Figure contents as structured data
◇ ◇ ◇

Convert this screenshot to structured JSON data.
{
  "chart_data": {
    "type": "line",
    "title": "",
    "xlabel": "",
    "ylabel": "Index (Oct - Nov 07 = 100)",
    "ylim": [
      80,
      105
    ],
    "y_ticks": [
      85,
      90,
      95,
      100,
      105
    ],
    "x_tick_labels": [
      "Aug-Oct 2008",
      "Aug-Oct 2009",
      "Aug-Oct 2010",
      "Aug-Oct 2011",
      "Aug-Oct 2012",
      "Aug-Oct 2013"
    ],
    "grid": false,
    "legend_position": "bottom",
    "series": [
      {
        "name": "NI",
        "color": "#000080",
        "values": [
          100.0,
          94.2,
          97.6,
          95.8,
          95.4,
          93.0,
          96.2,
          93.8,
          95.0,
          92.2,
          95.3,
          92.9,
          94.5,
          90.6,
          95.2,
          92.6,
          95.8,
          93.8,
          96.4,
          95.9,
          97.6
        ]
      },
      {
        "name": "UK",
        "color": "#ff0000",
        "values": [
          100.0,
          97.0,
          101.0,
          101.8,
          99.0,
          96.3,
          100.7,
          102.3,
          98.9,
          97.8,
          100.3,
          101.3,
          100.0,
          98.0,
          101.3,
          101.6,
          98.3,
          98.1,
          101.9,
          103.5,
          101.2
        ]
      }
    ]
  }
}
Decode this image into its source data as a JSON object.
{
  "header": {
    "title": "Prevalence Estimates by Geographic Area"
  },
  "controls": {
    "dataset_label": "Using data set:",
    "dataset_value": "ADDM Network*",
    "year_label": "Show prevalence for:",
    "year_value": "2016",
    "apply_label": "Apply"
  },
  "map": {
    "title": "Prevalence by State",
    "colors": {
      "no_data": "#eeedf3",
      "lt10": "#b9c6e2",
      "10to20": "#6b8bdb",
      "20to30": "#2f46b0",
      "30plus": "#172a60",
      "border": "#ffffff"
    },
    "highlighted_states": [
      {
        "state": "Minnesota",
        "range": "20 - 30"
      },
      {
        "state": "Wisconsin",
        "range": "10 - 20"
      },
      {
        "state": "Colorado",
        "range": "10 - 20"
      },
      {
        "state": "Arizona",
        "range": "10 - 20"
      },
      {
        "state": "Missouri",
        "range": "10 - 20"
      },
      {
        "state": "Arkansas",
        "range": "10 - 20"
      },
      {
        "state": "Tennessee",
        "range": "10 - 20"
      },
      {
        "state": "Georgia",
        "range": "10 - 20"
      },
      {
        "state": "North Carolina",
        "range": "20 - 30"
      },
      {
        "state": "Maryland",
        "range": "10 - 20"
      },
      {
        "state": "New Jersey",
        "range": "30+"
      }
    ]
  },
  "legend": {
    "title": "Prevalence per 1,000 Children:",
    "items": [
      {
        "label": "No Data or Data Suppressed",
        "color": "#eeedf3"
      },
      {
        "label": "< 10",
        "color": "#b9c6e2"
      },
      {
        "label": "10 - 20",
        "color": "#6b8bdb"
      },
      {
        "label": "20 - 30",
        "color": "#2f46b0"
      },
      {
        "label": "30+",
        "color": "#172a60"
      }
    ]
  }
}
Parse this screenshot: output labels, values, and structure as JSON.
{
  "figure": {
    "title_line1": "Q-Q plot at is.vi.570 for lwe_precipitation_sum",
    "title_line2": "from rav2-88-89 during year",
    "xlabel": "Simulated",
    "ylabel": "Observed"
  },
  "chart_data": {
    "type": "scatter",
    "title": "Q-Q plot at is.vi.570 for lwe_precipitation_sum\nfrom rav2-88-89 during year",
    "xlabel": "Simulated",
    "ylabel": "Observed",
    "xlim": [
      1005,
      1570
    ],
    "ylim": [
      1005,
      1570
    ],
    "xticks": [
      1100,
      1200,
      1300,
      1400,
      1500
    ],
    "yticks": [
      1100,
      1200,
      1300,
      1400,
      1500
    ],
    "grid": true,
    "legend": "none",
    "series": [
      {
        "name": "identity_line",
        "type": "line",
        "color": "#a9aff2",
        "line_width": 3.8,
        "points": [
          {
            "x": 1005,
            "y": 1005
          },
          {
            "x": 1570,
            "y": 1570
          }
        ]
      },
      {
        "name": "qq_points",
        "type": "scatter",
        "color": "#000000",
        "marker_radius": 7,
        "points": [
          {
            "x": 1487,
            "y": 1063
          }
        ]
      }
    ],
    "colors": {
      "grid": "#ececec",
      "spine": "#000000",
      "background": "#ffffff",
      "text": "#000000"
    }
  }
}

◇ ◇ ◇

[Exercise brief] Find "this". Copy every line it occurs in.

[Answer]
Convert this screenshot to structured JSON data.
Decode this image into its source data as a JSON object.
Parse this screenshot: output labels, values, and structure as JSON.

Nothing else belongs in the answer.